■ **Work to complete**: Write the count of lines that contain the word "Module" and nothing else.

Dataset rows
****************

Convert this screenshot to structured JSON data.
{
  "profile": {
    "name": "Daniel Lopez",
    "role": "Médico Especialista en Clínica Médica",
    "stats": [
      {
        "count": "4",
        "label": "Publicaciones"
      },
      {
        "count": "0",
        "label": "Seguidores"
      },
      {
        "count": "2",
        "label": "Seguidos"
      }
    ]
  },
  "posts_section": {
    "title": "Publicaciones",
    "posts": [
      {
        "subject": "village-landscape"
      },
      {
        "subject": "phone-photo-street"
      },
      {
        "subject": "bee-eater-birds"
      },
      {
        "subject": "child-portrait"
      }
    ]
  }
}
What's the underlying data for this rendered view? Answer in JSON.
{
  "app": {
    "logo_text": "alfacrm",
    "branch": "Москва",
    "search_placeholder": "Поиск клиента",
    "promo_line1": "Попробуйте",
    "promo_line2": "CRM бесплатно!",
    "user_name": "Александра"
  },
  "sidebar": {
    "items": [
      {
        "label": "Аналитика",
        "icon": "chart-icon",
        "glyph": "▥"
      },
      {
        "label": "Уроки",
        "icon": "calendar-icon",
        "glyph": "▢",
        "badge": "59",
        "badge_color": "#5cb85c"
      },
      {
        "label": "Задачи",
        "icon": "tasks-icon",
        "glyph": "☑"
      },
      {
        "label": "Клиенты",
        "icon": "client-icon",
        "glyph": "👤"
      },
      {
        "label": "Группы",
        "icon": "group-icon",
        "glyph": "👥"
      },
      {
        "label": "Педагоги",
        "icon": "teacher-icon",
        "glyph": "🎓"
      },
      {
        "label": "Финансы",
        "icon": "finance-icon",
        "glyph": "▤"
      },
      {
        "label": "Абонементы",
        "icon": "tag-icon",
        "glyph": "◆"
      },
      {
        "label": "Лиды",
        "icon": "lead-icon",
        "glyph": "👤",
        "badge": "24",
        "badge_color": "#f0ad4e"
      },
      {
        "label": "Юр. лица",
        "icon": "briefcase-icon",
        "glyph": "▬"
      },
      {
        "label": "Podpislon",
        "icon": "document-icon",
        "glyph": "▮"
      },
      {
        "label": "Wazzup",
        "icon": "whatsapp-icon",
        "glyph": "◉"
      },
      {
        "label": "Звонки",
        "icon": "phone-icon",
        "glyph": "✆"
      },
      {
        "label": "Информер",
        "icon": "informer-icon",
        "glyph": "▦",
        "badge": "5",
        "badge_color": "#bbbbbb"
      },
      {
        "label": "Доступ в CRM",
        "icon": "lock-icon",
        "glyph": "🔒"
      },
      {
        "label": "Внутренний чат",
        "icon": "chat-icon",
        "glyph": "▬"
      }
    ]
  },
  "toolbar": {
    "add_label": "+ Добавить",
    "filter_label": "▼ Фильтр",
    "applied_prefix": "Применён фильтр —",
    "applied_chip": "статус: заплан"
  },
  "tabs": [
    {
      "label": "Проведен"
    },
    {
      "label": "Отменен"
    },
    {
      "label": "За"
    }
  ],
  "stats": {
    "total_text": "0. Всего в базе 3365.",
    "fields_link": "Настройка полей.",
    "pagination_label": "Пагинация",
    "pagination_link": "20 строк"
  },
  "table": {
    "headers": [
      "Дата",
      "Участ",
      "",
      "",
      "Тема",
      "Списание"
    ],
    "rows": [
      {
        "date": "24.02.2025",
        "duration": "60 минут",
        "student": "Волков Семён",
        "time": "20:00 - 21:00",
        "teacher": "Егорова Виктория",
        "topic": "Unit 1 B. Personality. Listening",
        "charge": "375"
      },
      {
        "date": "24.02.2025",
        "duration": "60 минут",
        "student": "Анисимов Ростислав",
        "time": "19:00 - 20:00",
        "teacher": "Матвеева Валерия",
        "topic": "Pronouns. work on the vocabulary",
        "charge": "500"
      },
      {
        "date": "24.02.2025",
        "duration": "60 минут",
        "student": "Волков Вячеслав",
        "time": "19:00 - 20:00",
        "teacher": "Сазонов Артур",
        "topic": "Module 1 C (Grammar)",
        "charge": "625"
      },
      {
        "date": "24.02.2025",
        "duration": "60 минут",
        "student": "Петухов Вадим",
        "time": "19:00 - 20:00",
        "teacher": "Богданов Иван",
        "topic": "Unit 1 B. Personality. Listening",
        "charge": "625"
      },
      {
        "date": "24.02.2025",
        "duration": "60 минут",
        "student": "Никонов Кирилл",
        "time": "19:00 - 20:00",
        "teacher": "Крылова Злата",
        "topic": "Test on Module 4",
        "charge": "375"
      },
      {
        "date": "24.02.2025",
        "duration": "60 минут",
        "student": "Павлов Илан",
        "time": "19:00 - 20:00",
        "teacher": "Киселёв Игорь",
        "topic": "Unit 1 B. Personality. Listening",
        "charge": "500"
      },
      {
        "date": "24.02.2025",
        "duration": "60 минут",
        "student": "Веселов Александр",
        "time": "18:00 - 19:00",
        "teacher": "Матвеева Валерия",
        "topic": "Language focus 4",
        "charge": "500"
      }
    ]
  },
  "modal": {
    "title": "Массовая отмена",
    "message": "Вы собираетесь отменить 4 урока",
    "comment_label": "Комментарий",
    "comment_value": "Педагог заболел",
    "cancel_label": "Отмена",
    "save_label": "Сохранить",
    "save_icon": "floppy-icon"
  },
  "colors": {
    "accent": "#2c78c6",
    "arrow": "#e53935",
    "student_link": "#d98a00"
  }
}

****************

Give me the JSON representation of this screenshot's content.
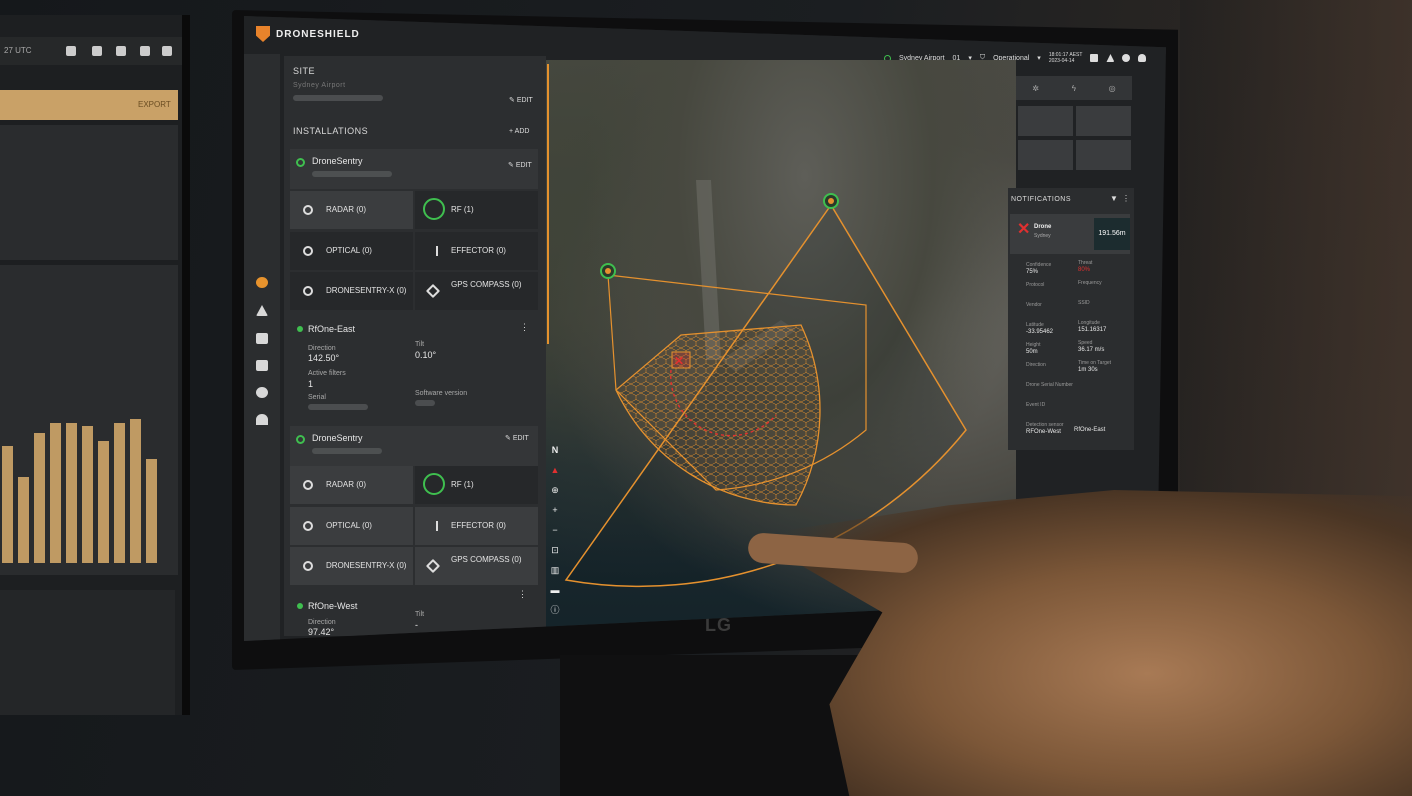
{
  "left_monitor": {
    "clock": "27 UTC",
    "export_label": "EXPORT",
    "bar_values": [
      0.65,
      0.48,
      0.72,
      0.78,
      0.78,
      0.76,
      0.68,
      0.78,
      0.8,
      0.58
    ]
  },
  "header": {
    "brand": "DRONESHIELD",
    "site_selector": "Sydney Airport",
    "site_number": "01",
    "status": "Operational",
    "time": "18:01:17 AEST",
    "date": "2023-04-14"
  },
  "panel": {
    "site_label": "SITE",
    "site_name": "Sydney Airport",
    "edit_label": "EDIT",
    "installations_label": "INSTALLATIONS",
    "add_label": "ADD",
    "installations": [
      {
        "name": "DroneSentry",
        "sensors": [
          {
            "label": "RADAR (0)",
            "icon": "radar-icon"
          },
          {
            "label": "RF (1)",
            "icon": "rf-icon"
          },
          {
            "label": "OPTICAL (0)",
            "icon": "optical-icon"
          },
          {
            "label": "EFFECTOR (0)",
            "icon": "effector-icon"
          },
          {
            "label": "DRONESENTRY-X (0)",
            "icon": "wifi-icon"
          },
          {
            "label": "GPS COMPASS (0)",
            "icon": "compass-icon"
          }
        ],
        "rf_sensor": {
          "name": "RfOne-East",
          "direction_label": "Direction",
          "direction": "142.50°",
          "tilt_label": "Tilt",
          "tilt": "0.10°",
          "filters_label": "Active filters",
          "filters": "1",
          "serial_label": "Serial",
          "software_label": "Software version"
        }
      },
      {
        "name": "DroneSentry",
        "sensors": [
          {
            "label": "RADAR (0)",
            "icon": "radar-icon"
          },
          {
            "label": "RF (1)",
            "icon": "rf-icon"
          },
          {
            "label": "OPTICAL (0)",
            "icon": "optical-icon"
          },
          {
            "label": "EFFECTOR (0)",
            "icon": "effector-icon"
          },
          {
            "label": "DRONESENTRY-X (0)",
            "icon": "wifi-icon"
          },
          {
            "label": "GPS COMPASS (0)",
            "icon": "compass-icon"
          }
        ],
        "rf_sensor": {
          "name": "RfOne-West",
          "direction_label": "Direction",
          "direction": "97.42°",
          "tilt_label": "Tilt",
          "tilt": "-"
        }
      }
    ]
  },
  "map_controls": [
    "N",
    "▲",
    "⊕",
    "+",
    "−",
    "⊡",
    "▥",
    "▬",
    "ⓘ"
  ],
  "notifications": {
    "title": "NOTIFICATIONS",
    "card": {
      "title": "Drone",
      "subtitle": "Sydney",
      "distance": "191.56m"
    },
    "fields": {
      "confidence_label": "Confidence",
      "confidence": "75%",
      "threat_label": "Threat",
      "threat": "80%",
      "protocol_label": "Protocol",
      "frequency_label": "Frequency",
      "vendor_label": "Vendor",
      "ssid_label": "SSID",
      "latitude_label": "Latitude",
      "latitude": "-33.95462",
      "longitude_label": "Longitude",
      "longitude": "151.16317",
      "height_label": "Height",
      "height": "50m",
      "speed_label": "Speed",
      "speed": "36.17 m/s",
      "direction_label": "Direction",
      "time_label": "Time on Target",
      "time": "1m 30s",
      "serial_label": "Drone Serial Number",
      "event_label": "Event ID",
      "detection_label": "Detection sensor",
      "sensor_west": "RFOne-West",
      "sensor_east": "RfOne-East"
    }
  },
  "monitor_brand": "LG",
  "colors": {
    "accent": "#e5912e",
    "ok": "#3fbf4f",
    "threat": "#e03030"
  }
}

****************

■ **Expected answer**: 2